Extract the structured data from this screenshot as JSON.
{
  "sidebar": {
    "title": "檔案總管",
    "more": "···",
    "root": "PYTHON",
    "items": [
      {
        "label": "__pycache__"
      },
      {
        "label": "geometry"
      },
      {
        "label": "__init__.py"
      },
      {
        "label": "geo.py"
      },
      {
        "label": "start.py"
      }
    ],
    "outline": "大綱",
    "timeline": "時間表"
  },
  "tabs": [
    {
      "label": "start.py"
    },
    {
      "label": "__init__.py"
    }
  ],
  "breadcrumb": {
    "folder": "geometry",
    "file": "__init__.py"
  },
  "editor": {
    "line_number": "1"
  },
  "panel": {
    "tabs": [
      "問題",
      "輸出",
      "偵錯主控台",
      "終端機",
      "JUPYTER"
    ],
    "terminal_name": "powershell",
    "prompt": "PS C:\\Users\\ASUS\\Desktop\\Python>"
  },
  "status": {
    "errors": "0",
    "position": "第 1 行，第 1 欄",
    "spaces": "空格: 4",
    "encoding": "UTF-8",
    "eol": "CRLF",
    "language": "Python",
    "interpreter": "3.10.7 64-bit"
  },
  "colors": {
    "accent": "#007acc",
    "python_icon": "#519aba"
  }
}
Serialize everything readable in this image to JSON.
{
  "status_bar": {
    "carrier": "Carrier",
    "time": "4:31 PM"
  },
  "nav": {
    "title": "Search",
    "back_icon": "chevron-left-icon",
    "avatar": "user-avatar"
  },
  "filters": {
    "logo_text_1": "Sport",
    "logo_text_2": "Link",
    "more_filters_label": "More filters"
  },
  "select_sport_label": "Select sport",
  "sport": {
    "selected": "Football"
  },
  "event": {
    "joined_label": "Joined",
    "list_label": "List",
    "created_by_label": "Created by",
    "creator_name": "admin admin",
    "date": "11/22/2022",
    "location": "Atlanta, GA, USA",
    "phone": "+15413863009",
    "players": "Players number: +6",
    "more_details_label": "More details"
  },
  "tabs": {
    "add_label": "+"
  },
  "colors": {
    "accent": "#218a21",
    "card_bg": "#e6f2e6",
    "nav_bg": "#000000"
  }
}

=-=-=-=-=

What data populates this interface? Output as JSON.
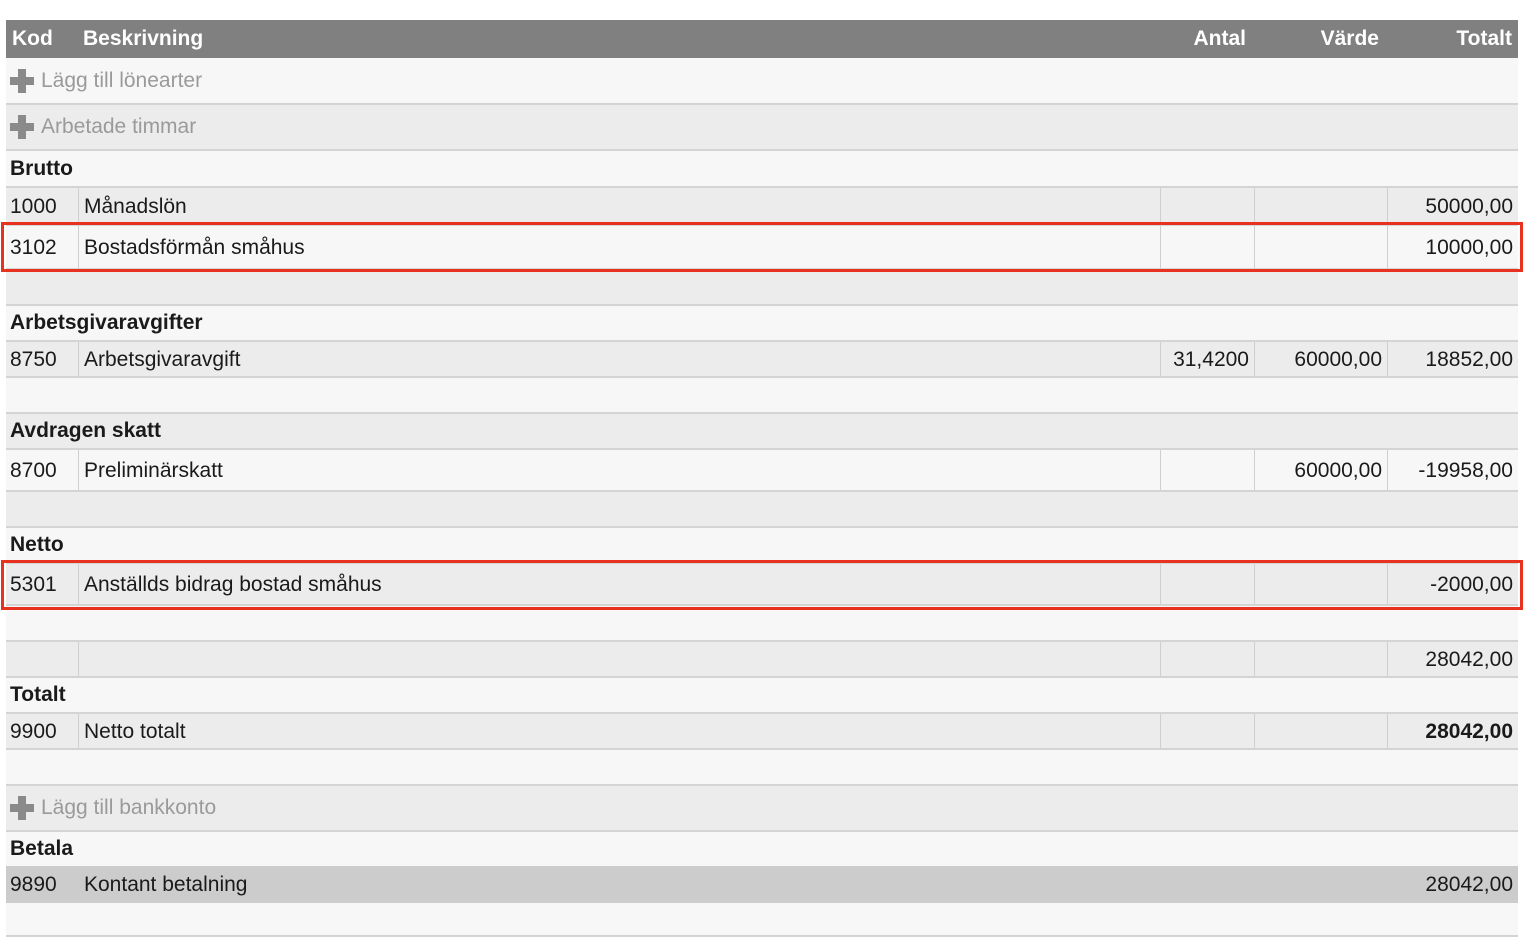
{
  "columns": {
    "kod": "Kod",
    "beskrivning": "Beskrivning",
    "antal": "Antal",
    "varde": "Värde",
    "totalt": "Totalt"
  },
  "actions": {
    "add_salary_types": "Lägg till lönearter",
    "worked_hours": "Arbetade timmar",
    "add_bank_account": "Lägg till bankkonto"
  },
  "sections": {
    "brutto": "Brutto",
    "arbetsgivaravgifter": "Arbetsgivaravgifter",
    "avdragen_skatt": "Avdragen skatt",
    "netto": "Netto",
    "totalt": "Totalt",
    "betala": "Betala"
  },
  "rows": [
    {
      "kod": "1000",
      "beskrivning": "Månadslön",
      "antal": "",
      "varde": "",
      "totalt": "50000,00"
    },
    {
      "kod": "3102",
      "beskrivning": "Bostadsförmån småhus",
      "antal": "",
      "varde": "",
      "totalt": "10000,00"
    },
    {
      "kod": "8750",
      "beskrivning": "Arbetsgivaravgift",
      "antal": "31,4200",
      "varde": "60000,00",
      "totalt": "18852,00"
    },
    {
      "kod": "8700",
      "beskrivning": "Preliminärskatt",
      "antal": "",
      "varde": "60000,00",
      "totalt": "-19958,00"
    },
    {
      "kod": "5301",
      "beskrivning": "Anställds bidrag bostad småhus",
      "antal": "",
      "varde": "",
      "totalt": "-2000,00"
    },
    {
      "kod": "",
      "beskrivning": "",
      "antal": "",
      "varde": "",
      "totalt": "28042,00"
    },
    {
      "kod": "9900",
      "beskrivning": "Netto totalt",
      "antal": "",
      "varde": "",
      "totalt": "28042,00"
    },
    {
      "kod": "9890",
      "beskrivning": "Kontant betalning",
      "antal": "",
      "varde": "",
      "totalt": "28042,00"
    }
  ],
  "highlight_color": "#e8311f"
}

=-=-=-=-=

• **The task**
Where a line of the entries contains the word "JSON", copy that line.

• **The reply**
Extract the structured data from this screenshot as JSON.
Serialize everything readable in this image to JSON.
What data populates this interface? Output as JSON.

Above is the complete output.